▶ _ENUNCIADO_
Reproduza na íntegra, sem qualquer alteração, o texto abaixo sobre a corrida armamentista.

▶ _TEXTO FORNECIDO_
------------------------------

Tuesday, September 15, 2015

Retrocesso da civilização


Pedro J. Bondaczuk


A corrida armamentista, ao contrário do que muitos pensam, não é, apenas, a busca desesperada das superpotências pela supremacia dos respectivos arsenais nucleares. E nem é um fenômeno restrito somente à União Soviética e aos Estados Unidos. Ou, quando muito, aos restantes países que integram o que se convencionou chamar de “Clube Atômico” (os detentores de bombas H operacionais): Grã-Bretanha, França e China.

Ela se dá mais ostensivamente em relação às armas ditas convencionais que, conforme foi assinalado num simpósio sobre armamentismo, que se realiza na Cidade do México, já mataram muito mais pessoas, após a Segunda Guerra Mundial, do que as bombas atômicas que arrasaram Hiroshima e Nagasaki, em 6 e 9 de agosto de 1945.

Seu uso não se restringe, igualmente, a países. Organizações terroristas e até quadrilhas de marginais comuns, têm arsenais da fazer inveja a muita republiqueta africana, ou latino-americana. Essa disseminação só tem trazido, como doloroso resultado, brutal aumento da insegurança, especialmente nas grandes metrópoles e deflagrando, em conseqüência, vertiginosas ondas de violência.

Não é exagerada, portanto, a constatação dos legisladores do mundo todo, reunidos nesse encontro do México, quando afirmam que a humanidade está conhecendo “um retrocesso social” a uma época sem civilização.

Não é necessário que o cronista chegue a essa conclusão, ou que mencione especialistas da matéria, para uma constatação tão óbvia. O leitor, arguto e bem informado, através da leitura dos jornais diários ou do acompanhamento do noticiário por outros veículos de comunicação, tem, cotidianamente, diante dos olhos, um desfile interminável de aberrações e de absurdos, de tirar o sono de qualquer um.

------------------------------

▶ _MATERIAL FORNECIDO_
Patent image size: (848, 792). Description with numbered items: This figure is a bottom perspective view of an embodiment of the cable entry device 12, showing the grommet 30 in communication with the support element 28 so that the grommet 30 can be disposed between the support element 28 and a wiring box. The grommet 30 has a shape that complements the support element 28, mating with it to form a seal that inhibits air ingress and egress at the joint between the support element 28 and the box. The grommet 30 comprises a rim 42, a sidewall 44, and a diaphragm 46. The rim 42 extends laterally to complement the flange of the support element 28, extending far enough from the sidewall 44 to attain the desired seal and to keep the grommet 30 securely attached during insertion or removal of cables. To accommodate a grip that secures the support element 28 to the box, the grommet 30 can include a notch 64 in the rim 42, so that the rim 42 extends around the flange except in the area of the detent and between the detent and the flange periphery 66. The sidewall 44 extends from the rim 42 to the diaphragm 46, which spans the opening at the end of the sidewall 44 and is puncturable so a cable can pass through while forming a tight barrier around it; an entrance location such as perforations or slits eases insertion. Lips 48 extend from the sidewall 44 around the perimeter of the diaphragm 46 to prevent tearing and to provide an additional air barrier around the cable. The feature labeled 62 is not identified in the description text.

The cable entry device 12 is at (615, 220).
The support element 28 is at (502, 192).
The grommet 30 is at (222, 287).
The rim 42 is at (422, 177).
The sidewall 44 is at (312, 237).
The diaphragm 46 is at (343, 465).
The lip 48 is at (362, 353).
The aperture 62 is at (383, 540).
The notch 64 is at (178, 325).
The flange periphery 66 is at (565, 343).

------------------------------

▶ _SOLUÇÃO COMPLETA_
Tuesday, September 15, 2015

Retrocesso da civilização


Pedro J. Bondaczuk


A corrida armamentista, ao contrário do que muitos pensam, não é, apenas, a busca desesperada das superpotências pela supremacia dos respectivos arsenais nucleares. E nem é um fenômeno restrito somente à União Soviética e aos Estados Unidos. Ou, quando muito, aos restantes países que integram o que se convencionou chamar de “Clube Atômico” (os detentores de bombas H operacionais): Grã-Bretanha, França e China.

Ela se dá mais ostensivamente em relação às armas ditas convencionais que, conforme foi assinalado num simpósio sobre armamentismo, que se realiza na Cidade do México, já mataram muito mais pessoas, após a Segunda Guerra Mundial, do que as bombas atômicas que arrasaram Hiroshima e Nagasaki, em 6 e 9 de agosto de 1945.

Seu uso não se restringe, igualmente, a países. Organizações terroristas e até quadrilhas de marginais comuns, têm arsenais da fazer inveja a muita republiqueta africana, ou latino-americana. Essa disseminação só tem trazido, como doloroso resultado, brutal aumento da insegurança, especialmente nas grandes metrópoles e deflagrando, em conseqüência, vertiginosas ondas de violência.

Não é exagerada, portanto, a constatação dos legisladores do mundo todo, reunidos nesse encontro do México, quando afirmam que a humanidade está conhecendo “um retrocesso social” a uma época sem civilização.

Não é necessário que o cronista chegue a essa conclusão, ou que mencione especialistas da matéria, para uma constatação tão óbvia. O leitor, arguto e bem informado, através da leitura dos jornais diários ou do acompanhamento do noticiário por outros veículos de comunicação, tem, cotidianamente, diante dos olhos, um desfile interminável de aberrações e de absurdos, de tirar o sono de qualquer um.